▶ PROBLEM STATEMENT: Please transcribe the listing below in full and word for word, without its pictures.

** begin **

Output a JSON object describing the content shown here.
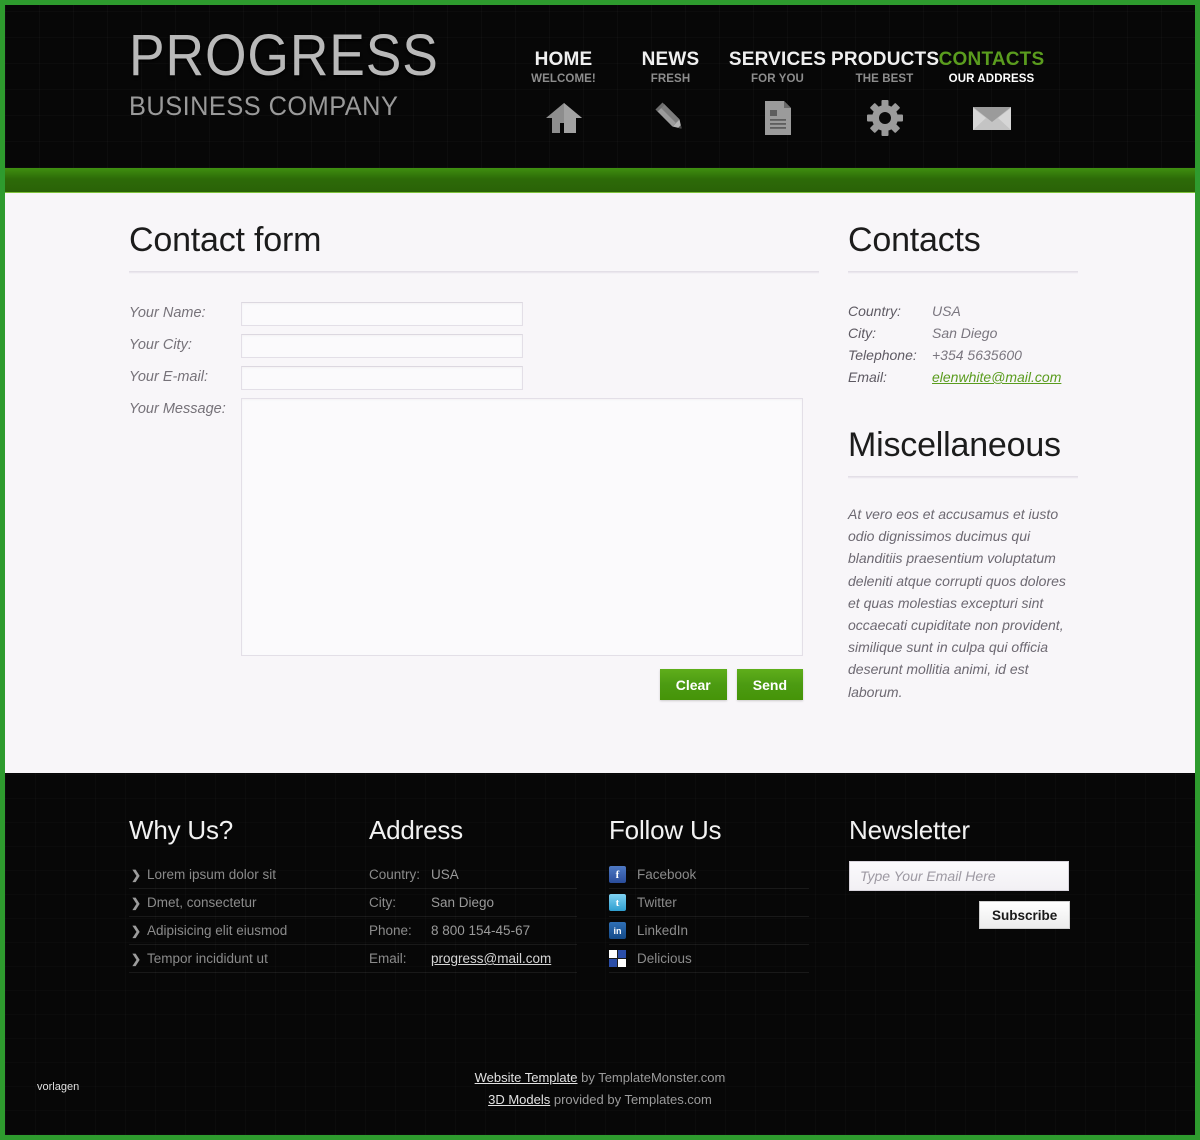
{
  "theme": {
    "accent_green": "#5a9c1e",
    "border_green": "#2e9b2e",
    "button_green": "#4c9b12",
    "content_bg": "#f8f6f9",
    "dark_bg": "#070707"
  },
  "header": {
    "logo_main": "PROGRESS",
    "logo_sub": "BUSINESS COMPANY",
    "nav": [
      {
        "title": "HOME",
        "sub": "WELCOME!",
        "icon": "home-icon",
        "active": false
      },
      {
        "title": "NEWS",
        "sub": "FRESH",
        "icon": "pencil-icon",
        "active": false
      },
      {
        "title": "SERVICES",
        "sub": "FOR YOU",
        "icon": "document-icon",
        "active": false
      },
      {
        "title": "PRODUCTS",
        "sub": "THE BEST",
        "icon": "gear-icon",
        "active": false
      },
      {
        "title": "CONTACTS",
        "sub": "OUR ADDRESS",
        "icon": "envelope-icon",
        "active": true
      }
    ]
  },
  "main": {
    "form": {
      "title": "Contact form",
      "fields": [
        {
          "label": "Your Name:",
          "value": "",
          "placeholder": ""
        },
        {
          "label": "Your City:",
          "value": "",
          "placeholder": ""
        },
        {
          "label": "Your E-mail:",
          "value": "",
          "placeholder": ""
        }
      ],
      "message_label": "Your Message:",
      "message_value": "",
      "clear_label": "Clear",
      "send_label": "Send"
    },
    "contacts": {
      "title": "Contacts",
      "rows": [
        {
          "key": "Country:",
          "value": "USA",
          "is_link": false
        },
        {
          "key": "City:",
          "value": "San Diego",
          "is_link": false
        },
        {
          "key": "Telephone:",
          "value": "+354 5635600",
          "is_link": false
        },
        {
          "key": "Email:",
          "value": "elenwhite@mail.com",
          "is_link": true
        }
      ]
    },
    "miscellaneous": {
      "title": "Miscellaneous",
      "text": "At vero eos et accusamus et iusto odio dignissimos ducimus qui blanditiis praesentium voluptatum deleniti atque corrupti quos dolores et quas molestias excepturi sint occaecati cupiditate non provident, similique sunt in culpa qui officia deserunt mollitia animi, id est laborum."
    }
  },
  "footer": {
    "why_us": {
      "title": "Why Us?",
      "items": [
        "Lorem ipsum dolor sit",
        "Dmet, consectetur",
        "Adipisicing elit eiusmod",
        "Tempor incididunt ut"
      ]
    },
    "address": {
      "title": "Address",
      "rows": [
        {
          "key": "Country:",
          "value": "USA",
          "is_link": false
        },
        {
          "key": "City:",
          "value": "San Diego",
          "is_link": false
        },
        {
          "key": "Phone:",
          "value": "8 800 154-45-67",
          "is_link": false
        },
        {
          "key": "Email:",
          "value": "progress@mail.com",
          "is_link": true
        }
      ]
    },
    "follow_us": {
      "title": "Follow Us",
      "items": [
        {
          "label": "Facebook",
          "icon": "facebook-icon",
          "glyph": "f"
        },
        {
          "label": "Twitter",
          "icon": "twitter-icon",
          "glyph": "t"
        },
        {
          "label": "LinkedIn",
          "icon": "linkedin-icon",
          "glyph": "in"
        },
        {
          "label": "Delicious",
          "icon": "delicious-icon",
          "glyph": ""
        }
      ]
    },
    "newsletter": {
      "title": "Newsletter",
      "input_value": "",
      "input_placeholder": "Type Your Email Here",
      "subscribe_label": "Subscribe"
    },
    "credits": {
      "line1_link": "Website Template",
      "line1_text": " by TemplateMonster.com",
      "line2_link": "3D Models",
      "line2_text": " provided by Templates.com"
    },
    "watermark": "vorlagen"
  }
}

** end **

▶ THE REPLY:
Output a JSON object describing the content shown here.
{
  "theme": {
    "accent_green": "#5a9c1e",
    "border_green": "#2e9b2e",
    "button_green": "#4c9b12",
    "content_bg": "#f8f6f9",
    "dark_bg": "#070707"
  },
  "header": {
    "logo_main": "PROGRESS",
    "logo_sub": "BUSINESS COMPANY",
    "nav": [
      {
        "title": "HOME",
        "sub": "WELCOME!",
        "icon": "home-icon",
        "active": false
      },
      {
        "title": "NEWS",
        "sub": "FRESH",
        "icon": "pencil-icon",
        "active": false
      },
      {
        "title": "SERVICES",
        "sub": "FOR YOU",
        "icon": "document-icon",
        "active": false
      },
      {
        "title": "PRODUCTS",
        "sub": "THE BEST",
        "icon": "gear-icon",
        "active": false
      },
      {
        "title": "CONTACTS",
        "sub": "OUR ADDRESS",
        "icon": "envelope-icon",
        "active": true
      }
    ]
  },
  "main": {
    "form": {
      "title": "Contact form",
      "fields": [
        {
          "label": "Your Name:",
          "value": "",
          "placeholder": ""
        },
        {
          "label": "Your City:",
          "value": "",
          "placeholder": ""
        },
        {
          "label": "Your E-mail:",
          "value": "",
          "placeholder": ""
        }
      ],
      "message_label": "Your Message:",
      "message_value": "",
      "clear_label": "Clear",
      "send_label": "Send"
    },
    "contacts": {
      "title": "Contacts",
      "rows": [
        {
          "key": "Country:",
          "value": "USA",
          "is_link": false
        },
        {
          "key": "City:",
          "value": "San Diego",
          "is_link": false
        },
        {
          "key": "Telephone:",
          "value": "+354 5635600",
          "is_link": false
        },
        {
          "key": "Email:",
          "value": "elenwhite@mail.com",
          "is_link": true
        }
      ]
    },
    "miscellaneous": {
      "title": "Miscellaneous",
      "text": "At vero eos et accusamus et iusto odio dignissimos ducimus qui blanditiis praesentium voluptatum deleniti atque corrupti quos dolores et quas molestias excepturi sint occaecati cupiditate non provident, similique sunt in culpa qui officia deserunt mollitia animi, id est laborum."
    }
  },
  "footer": {
    "why_us": {
      "title": "Why Us?",
      "items": [
        "Lorem ipsum dolor sit",
        "Dmet, consectetur",
        "Adipisicing elit eiusmod",
        "Tempor incididunt ut"
      ]
    },
    "address": {
      "title": "Address",
      "rows": [
        {
          "key": "Country:",
          "value": "USA",
          "is_link": false
        },
        {
          "key": "City:",
          "value": "San Diego",
          "is_link": false
        },
        {
          "key": "Phone:",
          "value": "8 800 154-45-67",
          "is_link": false
        },
        {
          "key": "Email:",
          "value": "progress@mail.com",
          "is_link": true
        }
      ]
    },
    "follow_us": {
      "title": "Follow Us",
      "items": [
        {
          "label": "Facebook",
          "icon": "facebook-icon",
          "glyph": "f"
        },
        {
          "label": "Twitter",
          "icon": "twitter-icon",
          "glyph": "t"
        },
        {
          "label": "LinkedIn",
          "icon": "linkedin-icon",
          "glyph": "in"
        },
        {
          "label": "Delicious",
          "icon": "delicious-icon",
          "glyph": ""
        }
      ]
    },
    "newsletter": {
      "title": "Newsletter",
      "input_value": "",
      "input_placeholder": "Type Your Email Here",
      "subscribe_label": "Subscribe"
    },
    "credits": {
      "line1_link": "Website Template",
      "line1_text": " by TemplateMonster.com",
      "line2_link": "3D Models",
      "line2_text": " provided by Templates.com"
    },
    "watermark": "vorlagen"
  }
}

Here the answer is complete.